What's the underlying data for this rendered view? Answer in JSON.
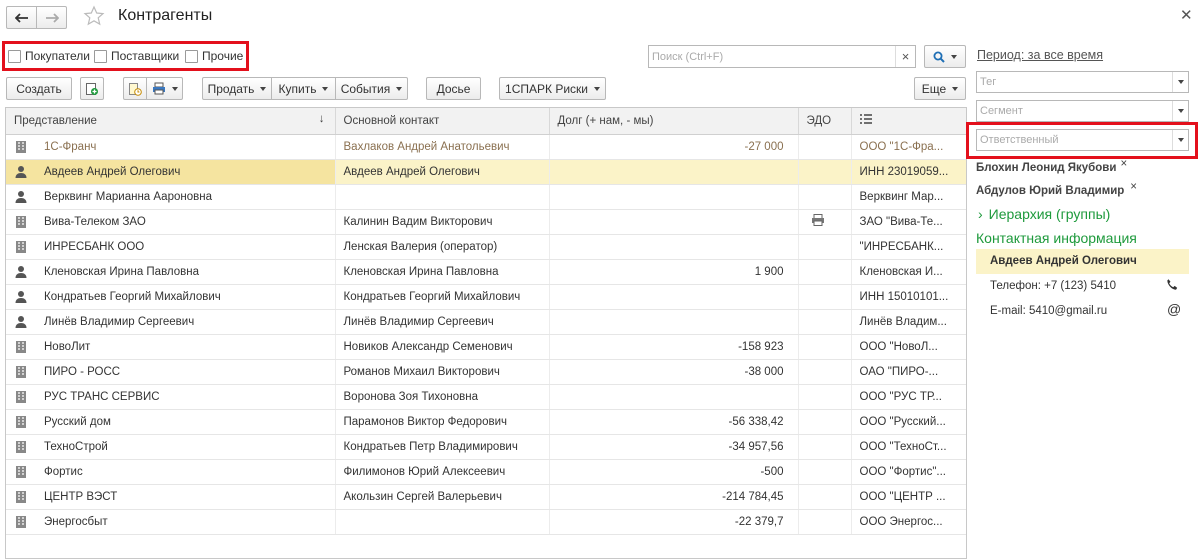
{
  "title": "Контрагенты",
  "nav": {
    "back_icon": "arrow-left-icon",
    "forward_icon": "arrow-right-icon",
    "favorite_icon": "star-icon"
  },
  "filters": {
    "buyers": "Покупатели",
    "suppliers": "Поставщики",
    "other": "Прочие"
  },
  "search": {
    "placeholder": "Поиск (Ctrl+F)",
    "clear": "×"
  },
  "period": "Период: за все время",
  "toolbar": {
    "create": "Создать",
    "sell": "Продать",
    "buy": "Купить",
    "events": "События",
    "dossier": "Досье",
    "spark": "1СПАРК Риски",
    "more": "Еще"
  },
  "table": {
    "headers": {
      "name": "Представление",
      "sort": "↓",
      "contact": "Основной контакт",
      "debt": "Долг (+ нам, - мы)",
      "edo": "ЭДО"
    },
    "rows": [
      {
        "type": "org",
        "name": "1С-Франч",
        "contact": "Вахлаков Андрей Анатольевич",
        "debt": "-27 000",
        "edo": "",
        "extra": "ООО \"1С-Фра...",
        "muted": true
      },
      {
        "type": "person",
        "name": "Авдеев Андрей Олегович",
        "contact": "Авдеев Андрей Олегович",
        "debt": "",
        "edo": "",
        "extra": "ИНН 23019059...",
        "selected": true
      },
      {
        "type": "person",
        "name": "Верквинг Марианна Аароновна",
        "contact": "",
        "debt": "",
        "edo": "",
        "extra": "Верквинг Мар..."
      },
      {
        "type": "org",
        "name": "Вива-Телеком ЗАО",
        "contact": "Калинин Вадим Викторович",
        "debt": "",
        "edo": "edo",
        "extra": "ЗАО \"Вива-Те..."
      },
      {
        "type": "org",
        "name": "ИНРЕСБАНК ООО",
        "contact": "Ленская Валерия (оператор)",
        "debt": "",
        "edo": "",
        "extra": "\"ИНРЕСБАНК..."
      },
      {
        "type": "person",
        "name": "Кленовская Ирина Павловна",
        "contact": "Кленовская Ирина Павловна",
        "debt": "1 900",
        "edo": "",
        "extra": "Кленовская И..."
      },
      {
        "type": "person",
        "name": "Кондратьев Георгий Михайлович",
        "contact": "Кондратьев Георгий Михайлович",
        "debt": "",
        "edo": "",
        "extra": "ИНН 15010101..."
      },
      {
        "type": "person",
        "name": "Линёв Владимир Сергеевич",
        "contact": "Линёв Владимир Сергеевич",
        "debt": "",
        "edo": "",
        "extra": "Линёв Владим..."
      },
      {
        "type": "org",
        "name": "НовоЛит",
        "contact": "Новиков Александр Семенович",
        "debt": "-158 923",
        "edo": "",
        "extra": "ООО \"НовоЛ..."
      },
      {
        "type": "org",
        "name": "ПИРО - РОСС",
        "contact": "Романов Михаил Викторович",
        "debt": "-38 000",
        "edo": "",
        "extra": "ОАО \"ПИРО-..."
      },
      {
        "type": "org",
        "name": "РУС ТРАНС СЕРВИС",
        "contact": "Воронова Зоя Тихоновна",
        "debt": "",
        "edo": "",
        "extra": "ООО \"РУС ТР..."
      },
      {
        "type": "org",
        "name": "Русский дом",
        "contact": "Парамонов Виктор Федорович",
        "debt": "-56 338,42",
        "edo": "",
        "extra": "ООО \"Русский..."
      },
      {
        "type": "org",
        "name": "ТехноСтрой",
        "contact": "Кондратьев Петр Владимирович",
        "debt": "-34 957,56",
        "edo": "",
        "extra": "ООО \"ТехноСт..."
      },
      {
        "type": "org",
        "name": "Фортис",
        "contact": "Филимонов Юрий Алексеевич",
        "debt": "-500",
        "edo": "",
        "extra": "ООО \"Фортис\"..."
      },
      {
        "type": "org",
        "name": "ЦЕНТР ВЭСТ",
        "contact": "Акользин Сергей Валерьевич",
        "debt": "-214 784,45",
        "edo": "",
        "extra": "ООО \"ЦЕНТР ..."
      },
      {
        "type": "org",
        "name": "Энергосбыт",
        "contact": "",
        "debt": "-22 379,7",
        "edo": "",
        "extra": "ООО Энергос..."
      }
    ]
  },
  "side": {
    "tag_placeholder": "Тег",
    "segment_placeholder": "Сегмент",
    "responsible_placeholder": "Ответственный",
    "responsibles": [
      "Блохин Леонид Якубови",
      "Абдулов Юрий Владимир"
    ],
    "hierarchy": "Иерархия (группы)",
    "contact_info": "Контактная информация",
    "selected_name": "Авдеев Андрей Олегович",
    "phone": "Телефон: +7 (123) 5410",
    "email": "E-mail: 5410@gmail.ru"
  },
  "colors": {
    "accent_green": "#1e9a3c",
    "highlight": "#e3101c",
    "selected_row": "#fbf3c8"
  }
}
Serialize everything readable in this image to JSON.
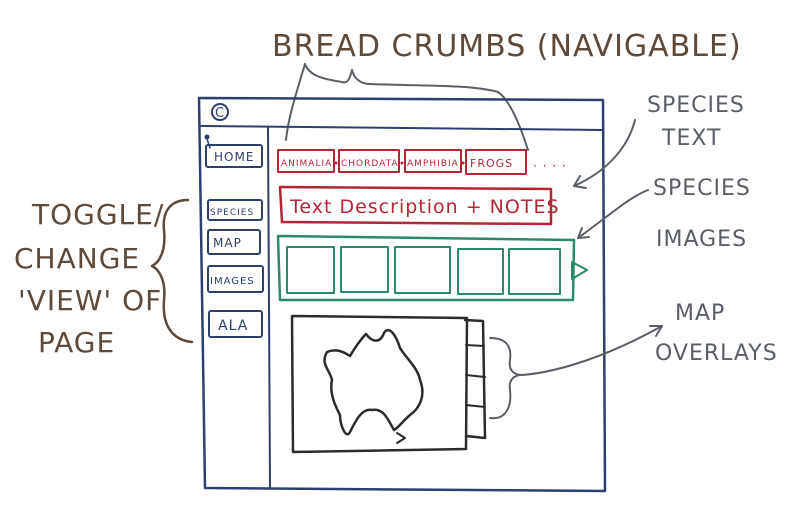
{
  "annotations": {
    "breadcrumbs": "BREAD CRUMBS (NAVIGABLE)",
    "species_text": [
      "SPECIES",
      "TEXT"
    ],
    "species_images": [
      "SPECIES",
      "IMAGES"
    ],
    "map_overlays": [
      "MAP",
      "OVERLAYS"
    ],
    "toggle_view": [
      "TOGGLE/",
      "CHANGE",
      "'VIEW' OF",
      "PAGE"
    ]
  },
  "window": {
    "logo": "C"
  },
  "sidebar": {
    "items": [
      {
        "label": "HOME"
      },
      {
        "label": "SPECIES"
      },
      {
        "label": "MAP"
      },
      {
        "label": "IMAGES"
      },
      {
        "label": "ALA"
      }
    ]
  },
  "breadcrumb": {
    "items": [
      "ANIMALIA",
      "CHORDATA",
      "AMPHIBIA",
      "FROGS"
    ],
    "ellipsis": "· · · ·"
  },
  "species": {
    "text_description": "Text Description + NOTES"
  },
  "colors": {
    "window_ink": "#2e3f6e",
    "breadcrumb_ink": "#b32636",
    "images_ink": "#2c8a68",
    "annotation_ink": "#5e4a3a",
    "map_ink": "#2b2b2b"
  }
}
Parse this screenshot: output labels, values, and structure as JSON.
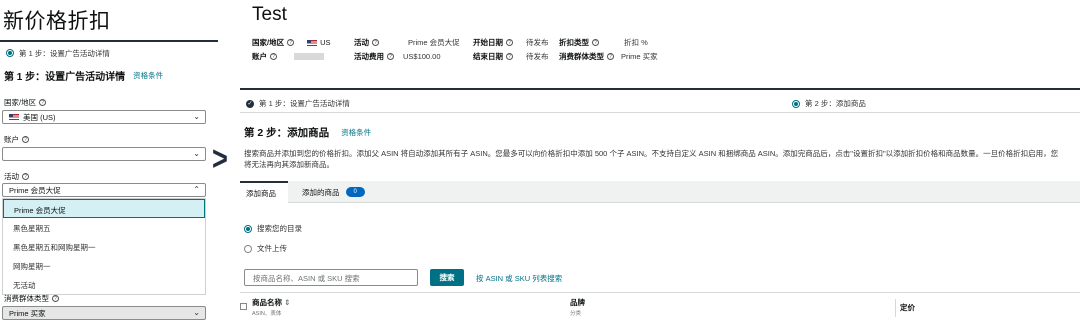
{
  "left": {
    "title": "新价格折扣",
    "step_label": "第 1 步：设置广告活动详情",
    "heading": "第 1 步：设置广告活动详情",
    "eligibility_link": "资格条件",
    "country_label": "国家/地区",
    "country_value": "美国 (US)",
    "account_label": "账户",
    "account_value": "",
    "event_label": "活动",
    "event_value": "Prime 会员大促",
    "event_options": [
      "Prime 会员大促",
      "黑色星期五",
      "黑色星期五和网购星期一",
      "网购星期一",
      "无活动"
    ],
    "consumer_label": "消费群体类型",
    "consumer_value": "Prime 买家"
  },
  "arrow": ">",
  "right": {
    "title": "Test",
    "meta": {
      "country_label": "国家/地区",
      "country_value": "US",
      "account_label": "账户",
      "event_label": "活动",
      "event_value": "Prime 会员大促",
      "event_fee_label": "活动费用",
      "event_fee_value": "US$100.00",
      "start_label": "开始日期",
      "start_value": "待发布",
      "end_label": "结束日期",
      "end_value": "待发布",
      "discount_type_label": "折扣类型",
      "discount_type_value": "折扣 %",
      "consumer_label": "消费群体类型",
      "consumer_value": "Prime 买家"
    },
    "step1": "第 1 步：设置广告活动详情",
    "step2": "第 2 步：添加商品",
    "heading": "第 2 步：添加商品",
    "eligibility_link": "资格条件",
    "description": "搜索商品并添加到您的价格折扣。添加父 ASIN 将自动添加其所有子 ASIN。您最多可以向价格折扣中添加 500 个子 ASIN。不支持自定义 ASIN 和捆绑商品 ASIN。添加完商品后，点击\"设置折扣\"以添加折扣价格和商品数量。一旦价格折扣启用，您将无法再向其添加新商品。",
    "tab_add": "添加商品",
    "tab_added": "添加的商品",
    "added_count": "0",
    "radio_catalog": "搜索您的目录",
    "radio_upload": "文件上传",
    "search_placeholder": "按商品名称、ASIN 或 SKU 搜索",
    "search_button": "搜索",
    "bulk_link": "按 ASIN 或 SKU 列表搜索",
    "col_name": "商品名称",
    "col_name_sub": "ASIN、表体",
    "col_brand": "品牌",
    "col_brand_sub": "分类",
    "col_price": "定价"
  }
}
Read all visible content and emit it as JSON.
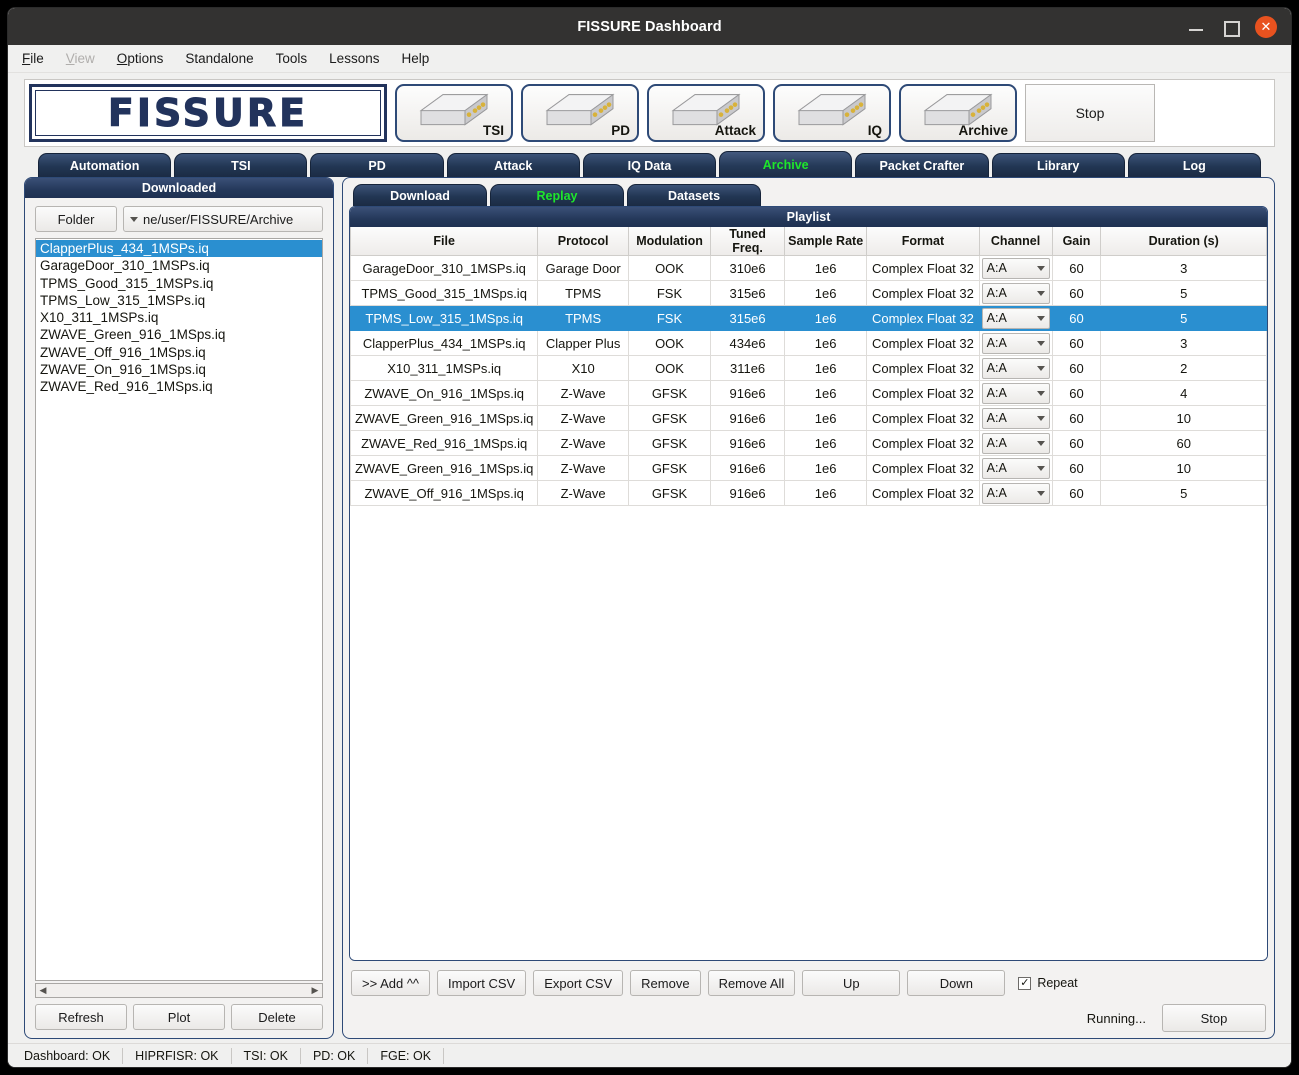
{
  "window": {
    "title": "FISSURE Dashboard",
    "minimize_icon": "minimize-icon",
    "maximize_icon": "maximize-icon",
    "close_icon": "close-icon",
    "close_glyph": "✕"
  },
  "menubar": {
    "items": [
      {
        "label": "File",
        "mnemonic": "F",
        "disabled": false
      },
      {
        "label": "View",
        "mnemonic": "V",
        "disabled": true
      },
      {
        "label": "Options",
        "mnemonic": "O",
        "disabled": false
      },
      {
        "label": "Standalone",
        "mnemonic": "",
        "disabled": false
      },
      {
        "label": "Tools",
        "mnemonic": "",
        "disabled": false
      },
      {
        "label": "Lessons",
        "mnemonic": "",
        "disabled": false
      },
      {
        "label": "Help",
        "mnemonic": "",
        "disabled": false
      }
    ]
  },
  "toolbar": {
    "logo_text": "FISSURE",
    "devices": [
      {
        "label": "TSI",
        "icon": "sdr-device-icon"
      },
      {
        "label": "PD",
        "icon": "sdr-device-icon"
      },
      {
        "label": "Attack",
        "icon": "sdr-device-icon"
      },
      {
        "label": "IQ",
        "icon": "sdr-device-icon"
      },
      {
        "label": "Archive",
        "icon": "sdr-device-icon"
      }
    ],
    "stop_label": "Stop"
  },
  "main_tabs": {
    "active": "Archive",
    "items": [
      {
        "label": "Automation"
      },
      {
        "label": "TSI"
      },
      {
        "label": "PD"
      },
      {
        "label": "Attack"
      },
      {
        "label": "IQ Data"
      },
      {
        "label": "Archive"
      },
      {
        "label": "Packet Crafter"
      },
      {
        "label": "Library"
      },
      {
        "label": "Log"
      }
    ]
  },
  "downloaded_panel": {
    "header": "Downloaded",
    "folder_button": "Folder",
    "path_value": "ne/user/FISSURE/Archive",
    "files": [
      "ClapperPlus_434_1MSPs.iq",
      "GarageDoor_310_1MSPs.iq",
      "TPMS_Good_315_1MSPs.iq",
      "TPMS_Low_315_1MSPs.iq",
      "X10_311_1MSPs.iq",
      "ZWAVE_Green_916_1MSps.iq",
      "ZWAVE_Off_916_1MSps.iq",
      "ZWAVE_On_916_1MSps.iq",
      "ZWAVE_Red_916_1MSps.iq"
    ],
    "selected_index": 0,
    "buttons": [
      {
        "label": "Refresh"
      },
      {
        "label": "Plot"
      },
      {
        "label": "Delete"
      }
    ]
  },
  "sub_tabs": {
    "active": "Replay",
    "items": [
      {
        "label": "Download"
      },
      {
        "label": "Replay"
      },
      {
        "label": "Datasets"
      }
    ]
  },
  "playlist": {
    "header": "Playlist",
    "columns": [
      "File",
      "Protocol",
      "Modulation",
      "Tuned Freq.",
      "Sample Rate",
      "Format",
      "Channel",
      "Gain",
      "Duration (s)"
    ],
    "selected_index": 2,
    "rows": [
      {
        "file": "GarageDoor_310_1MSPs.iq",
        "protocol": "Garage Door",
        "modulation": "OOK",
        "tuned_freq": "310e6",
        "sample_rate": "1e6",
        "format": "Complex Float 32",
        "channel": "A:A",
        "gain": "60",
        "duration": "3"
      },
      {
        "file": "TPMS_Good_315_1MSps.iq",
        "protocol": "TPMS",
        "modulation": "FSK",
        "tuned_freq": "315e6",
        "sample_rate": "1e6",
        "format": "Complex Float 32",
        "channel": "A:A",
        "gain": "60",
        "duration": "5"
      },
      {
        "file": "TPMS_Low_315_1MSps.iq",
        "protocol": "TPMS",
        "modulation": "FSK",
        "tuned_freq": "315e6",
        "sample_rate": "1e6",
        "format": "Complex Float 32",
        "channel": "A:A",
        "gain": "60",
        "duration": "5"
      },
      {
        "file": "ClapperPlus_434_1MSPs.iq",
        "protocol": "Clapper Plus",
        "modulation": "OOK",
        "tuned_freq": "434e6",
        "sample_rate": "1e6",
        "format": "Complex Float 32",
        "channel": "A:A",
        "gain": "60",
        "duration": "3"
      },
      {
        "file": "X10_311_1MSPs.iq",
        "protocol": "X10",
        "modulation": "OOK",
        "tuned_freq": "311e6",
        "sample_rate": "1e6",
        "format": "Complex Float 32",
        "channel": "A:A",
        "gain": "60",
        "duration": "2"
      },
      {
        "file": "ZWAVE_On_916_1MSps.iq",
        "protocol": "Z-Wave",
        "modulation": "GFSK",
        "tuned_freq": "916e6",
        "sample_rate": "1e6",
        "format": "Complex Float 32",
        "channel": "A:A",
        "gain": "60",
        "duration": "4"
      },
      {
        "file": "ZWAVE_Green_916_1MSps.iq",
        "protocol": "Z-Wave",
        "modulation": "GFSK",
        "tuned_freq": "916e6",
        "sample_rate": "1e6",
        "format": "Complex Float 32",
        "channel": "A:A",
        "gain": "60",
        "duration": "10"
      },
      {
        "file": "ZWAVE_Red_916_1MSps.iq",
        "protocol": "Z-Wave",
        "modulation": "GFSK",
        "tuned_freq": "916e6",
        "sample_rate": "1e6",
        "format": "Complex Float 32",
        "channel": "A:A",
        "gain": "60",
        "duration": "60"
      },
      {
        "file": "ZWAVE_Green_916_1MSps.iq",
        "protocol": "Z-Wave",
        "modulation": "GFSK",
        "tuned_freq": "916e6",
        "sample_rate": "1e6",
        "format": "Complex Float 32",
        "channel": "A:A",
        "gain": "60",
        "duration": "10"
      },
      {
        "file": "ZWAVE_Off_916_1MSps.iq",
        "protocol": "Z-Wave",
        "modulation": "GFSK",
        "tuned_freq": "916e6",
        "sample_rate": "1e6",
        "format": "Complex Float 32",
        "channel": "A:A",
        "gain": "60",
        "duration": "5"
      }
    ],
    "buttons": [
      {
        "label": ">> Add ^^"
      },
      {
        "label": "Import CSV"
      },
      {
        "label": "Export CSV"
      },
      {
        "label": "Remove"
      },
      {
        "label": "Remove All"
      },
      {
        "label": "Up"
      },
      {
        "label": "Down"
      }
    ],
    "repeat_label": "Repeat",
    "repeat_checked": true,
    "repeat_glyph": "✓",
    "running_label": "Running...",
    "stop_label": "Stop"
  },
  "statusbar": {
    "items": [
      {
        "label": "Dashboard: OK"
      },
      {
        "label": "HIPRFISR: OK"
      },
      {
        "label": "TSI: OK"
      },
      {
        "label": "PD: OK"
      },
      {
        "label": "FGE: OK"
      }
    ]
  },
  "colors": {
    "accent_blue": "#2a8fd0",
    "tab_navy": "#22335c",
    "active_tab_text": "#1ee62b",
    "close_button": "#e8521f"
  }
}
───
**WHAT IS REQUIRED**: Using the records above, copy each line that contains "Авдеев".

**ANSWER TO THIS EXERCISE**:
        "name": "Авдеев Андрей Олегович",
        "contact": "Авдеев Андрей Олегович",
    "selected_name": "Авдеев Андрей Олегович",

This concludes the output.